• **Figure dataset records**

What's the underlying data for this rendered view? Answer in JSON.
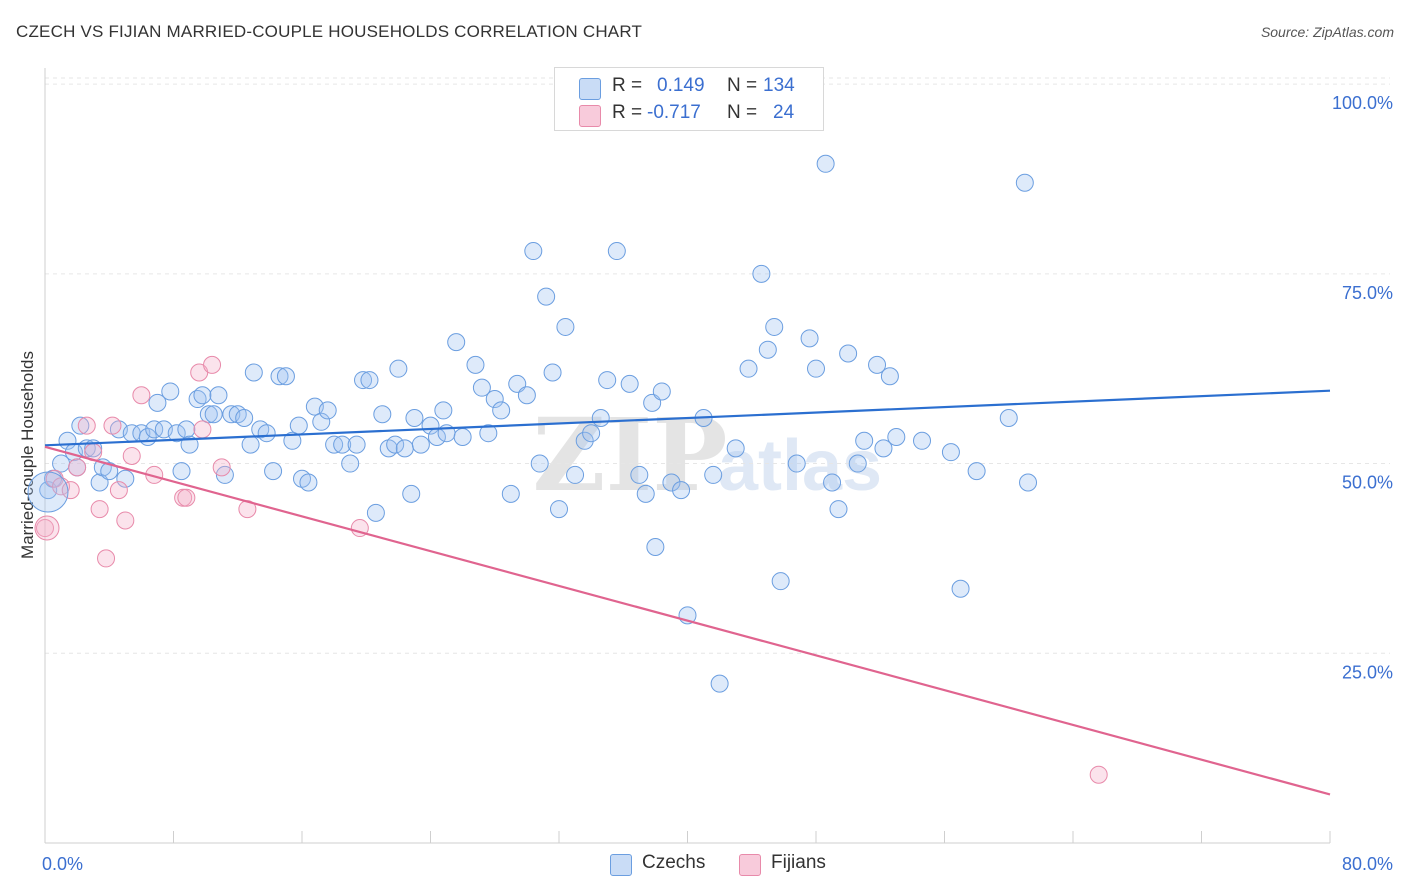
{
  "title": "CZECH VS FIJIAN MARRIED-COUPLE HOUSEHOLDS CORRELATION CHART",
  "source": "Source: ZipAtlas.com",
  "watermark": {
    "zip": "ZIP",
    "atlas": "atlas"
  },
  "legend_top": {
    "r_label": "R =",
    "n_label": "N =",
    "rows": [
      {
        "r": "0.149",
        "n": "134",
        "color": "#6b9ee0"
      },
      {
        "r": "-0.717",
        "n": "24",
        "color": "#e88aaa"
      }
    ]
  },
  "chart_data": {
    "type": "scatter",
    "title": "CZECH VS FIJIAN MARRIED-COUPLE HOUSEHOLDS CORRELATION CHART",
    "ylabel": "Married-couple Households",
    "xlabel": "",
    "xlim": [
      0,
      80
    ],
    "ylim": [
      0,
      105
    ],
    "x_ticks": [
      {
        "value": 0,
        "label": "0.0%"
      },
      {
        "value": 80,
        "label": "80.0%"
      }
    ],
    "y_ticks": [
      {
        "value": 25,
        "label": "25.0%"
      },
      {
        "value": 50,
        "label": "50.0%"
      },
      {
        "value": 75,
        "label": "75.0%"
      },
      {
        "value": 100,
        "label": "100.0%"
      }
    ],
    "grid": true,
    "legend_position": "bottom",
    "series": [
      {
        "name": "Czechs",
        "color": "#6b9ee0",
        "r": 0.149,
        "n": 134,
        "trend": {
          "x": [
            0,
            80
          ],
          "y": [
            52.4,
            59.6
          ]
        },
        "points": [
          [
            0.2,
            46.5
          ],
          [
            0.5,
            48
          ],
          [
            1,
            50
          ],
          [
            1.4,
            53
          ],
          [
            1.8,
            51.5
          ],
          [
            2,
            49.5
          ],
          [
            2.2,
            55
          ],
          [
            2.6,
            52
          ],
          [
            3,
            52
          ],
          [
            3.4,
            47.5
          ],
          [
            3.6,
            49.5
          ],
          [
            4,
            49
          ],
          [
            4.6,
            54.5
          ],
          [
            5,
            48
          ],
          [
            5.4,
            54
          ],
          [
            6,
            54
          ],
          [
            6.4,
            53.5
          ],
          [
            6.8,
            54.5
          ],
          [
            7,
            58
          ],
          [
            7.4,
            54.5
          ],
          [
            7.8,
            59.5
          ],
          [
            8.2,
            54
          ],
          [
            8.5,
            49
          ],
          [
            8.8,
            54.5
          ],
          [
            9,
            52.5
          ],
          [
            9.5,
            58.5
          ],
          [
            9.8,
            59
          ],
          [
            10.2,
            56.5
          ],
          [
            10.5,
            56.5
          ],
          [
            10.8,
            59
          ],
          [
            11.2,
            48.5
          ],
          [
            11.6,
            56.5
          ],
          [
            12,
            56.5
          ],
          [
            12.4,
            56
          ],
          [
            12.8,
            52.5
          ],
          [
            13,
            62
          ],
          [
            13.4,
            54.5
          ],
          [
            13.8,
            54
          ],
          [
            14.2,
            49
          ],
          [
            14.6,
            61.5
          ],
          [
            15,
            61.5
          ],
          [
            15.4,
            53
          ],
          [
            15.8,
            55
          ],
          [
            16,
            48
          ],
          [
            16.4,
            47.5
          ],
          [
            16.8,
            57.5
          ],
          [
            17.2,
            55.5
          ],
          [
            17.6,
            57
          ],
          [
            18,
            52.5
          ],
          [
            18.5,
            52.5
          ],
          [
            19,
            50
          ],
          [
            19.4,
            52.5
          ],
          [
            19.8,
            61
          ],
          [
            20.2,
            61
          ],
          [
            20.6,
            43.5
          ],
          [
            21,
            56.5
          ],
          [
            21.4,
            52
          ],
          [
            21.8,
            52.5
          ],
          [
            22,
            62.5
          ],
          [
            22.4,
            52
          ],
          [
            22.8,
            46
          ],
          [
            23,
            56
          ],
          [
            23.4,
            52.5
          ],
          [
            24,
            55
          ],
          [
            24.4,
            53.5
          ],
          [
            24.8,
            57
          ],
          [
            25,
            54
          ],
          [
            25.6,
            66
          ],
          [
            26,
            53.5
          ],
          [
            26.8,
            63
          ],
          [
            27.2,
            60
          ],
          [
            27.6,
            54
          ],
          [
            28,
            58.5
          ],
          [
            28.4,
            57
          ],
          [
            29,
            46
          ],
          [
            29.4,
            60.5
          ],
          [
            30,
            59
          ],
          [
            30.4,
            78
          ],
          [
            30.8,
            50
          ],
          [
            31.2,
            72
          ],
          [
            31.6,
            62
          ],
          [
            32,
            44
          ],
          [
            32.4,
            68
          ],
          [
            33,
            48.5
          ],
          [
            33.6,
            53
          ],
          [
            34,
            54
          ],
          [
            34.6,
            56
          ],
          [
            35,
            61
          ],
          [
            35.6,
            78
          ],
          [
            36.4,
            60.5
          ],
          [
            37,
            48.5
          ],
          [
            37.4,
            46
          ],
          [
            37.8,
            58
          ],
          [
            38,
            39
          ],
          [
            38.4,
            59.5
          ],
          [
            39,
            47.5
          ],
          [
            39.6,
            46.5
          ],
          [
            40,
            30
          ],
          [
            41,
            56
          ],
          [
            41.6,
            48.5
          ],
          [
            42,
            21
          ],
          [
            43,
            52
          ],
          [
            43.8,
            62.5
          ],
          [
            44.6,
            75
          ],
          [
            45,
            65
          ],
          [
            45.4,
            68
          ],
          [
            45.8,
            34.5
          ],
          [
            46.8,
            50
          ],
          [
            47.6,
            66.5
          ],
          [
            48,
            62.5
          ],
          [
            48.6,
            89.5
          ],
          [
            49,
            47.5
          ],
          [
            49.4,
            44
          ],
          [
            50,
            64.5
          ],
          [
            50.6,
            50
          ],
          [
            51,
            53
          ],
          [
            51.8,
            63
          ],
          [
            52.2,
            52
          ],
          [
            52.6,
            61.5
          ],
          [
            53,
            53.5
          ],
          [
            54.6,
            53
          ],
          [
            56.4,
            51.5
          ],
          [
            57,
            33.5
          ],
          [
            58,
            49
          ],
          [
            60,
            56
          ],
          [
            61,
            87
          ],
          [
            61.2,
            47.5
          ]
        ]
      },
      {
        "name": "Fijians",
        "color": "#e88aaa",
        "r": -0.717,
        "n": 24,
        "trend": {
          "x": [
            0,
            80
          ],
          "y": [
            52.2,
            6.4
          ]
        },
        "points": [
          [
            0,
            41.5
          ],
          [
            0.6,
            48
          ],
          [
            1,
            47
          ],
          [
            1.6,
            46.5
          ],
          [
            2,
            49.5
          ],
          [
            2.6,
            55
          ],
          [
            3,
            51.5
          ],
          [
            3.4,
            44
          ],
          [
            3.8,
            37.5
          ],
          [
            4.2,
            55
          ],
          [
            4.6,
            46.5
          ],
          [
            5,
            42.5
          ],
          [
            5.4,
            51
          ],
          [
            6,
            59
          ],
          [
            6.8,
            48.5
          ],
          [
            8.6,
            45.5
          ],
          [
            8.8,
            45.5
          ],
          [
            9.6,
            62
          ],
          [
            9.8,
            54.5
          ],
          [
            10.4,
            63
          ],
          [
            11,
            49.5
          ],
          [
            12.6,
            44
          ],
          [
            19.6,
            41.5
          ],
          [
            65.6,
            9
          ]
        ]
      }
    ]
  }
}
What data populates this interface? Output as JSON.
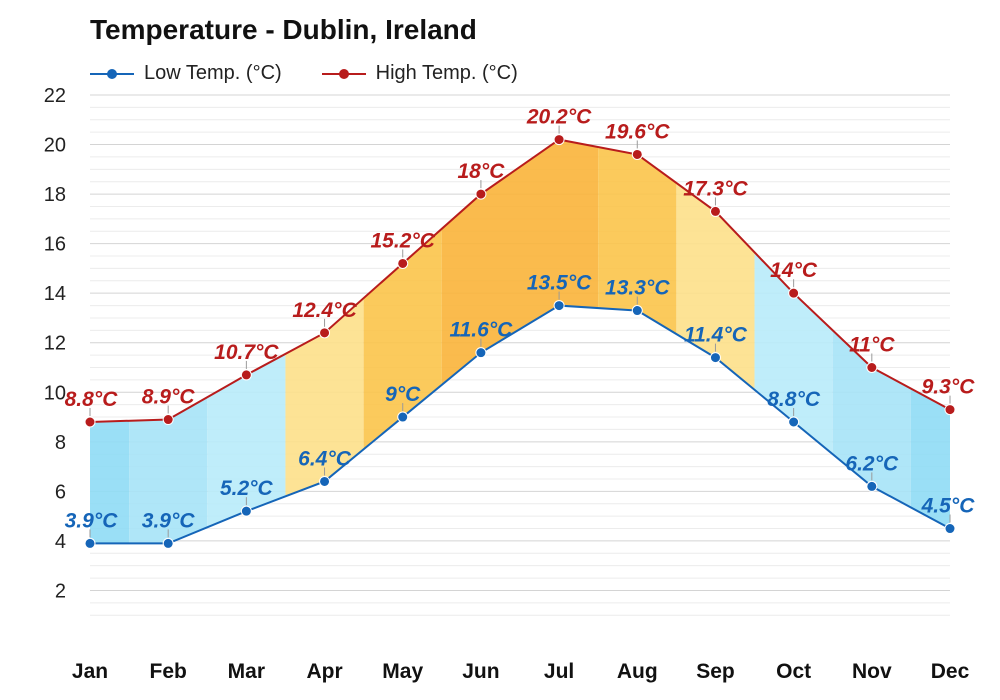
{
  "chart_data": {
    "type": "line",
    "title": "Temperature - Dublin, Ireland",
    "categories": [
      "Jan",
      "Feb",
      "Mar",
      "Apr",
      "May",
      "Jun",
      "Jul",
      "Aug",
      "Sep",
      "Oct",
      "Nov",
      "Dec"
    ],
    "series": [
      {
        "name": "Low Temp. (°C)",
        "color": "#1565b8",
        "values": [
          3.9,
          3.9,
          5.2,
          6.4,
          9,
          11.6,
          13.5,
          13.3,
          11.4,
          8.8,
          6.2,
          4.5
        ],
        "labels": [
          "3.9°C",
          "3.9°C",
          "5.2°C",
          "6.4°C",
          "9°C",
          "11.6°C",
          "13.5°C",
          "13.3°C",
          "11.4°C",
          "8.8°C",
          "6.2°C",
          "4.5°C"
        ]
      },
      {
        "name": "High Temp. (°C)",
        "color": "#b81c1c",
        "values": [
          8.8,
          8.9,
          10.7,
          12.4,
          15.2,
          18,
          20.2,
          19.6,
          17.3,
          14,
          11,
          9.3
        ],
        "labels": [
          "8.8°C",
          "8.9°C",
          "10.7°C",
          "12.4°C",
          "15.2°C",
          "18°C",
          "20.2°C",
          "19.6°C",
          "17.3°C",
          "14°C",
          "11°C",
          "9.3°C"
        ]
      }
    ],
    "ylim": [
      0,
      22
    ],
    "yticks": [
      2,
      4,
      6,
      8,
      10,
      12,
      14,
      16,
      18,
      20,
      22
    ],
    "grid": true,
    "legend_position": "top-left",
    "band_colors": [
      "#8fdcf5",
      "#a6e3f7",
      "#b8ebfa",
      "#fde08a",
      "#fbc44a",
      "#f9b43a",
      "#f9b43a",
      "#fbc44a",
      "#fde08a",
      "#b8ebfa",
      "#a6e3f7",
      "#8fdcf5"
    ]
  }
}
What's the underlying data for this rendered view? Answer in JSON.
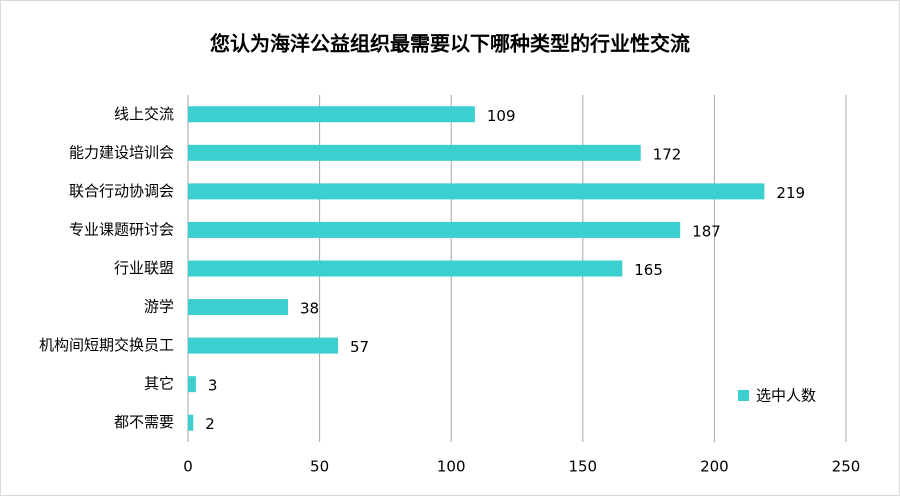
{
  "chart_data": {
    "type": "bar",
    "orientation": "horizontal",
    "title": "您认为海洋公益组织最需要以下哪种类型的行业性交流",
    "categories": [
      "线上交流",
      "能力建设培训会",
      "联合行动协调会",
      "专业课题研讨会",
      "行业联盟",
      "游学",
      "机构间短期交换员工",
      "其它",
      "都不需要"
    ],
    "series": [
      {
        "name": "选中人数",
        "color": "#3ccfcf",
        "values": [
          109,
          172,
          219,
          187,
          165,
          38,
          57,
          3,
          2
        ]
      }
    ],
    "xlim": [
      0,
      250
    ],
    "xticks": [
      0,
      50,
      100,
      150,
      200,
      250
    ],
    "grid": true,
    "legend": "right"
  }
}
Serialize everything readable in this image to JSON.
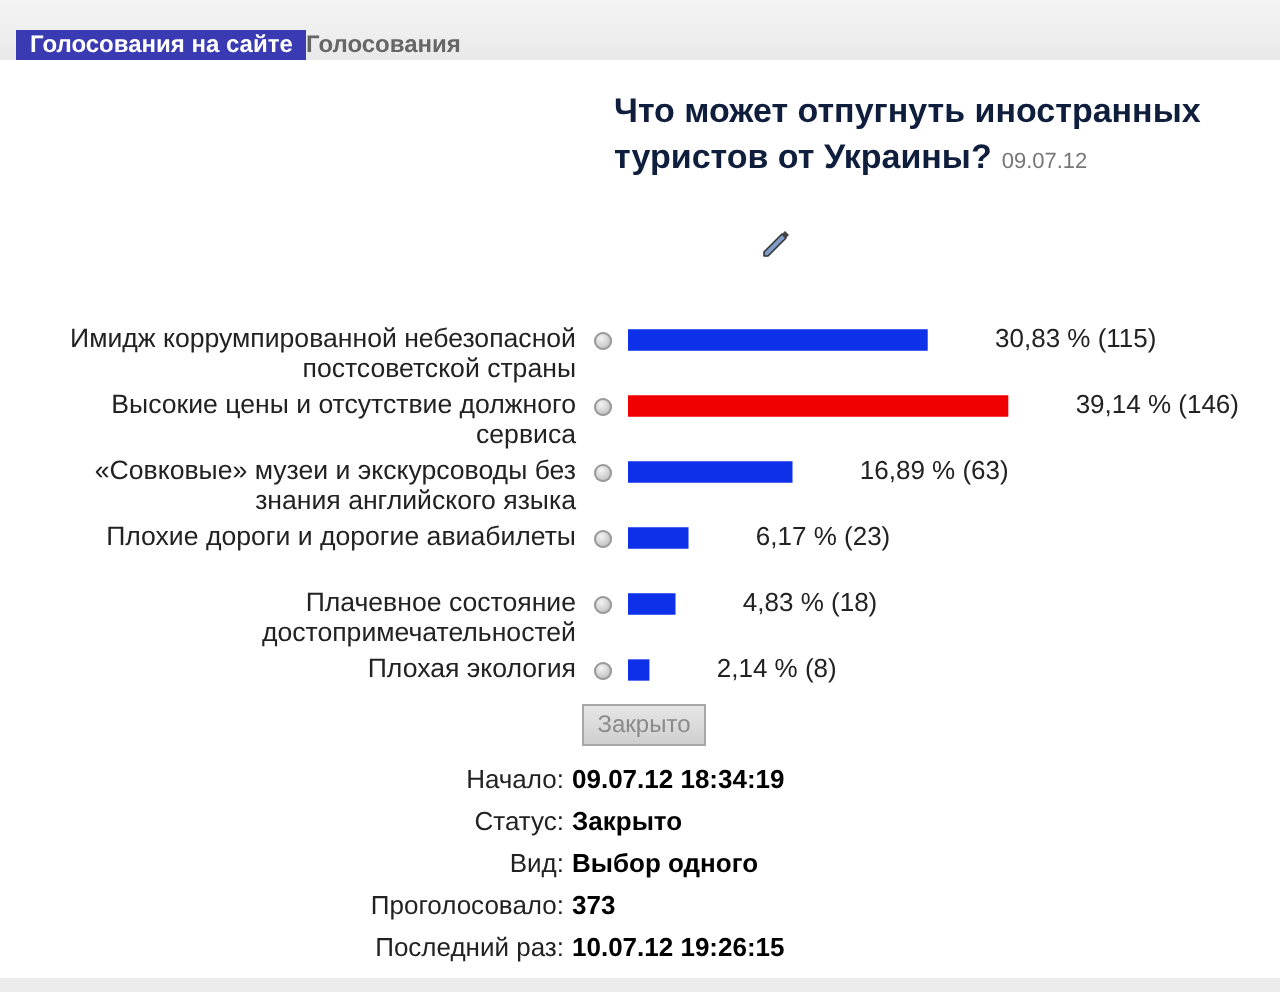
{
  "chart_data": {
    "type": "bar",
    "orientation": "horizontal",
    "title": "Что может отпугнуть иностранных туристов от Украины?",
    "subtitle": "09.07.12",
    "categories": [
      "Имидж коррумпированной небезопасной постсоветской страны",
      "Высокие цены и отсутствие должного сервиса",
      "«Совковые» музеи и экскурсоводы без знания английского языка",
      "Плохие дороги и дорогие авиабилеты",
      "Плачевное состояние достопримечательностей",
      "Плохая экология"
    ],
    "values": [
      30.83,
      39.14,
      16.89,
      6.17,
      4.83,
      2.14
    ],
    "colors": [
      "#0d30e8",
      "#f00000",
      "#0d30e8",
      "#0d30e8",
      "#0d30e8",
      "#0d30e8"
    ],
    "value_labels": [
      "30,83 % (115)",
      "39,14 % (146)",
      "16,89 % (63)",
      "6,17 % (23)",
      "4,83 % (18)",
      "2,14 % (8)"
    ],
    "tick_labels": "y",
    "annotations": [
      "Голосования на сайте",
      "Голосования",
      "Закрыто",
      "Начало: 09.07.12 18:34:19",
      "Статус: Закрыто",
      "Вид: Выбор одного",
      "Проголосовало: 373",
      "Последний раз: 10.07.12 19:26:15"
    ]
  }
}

• **GIVEN TASK**
Copy only the lines running from the one that holds "Serialize everything readable" through the last line of the data, and include both of those lines. Do not copy any pictures.

• **PROBLEM SOLUTION**
Serialize everything readable in this image to JSON.
{
  "chart_data": {
    "type": "bar",
    "orientation": "horizontal",
    "title": "Что может отпугнуть иностранных туристов от Украины?",
    "subtitle": "09.07.12",
    "categories": [
      "Имидж коррумпированной небезопасной постсоветской страны",
      "Высокие цены и отсутствие должного сервиса",
      "«Совковые» музеи и экскурсоводы без знания английского языка",
      "Плохие дороги и дорогие авиабилеты",
      "Плачевное состояние достопримечательностей",
      "Плохая экология"
    ],
    "values": [
      30.83,
      39.14,
      16.89,
      6.17,
      4.83,
      2.14
    ],
    "colors": [
      "#0d30e8",
      "#f00000",
      "#0d30e8",
      "#0d30e8",
      "#0d30e8",
      "#0d30e8"
    ],
    "value_labels": [
      "30,83 % (115)",
      "39,14 % (146)",
      "16,89 % (63)",
      "6,17 % (23)",
      "4,83 % (18)",
      "2,14 % (8)"
    ],
    "tick_labels": "y",
    "annotations": [
      "Голосования на сайте",
      "Голосования",
      "Закрыто",
      "Начало: 09.07.12 18:34:19",
      "Статус: Закрыто",
      "Вид: Выбор одного",
      "Проголосовало: 373",
      "Последний раз: 10.07.12 19:26:15"
    ]
  }
}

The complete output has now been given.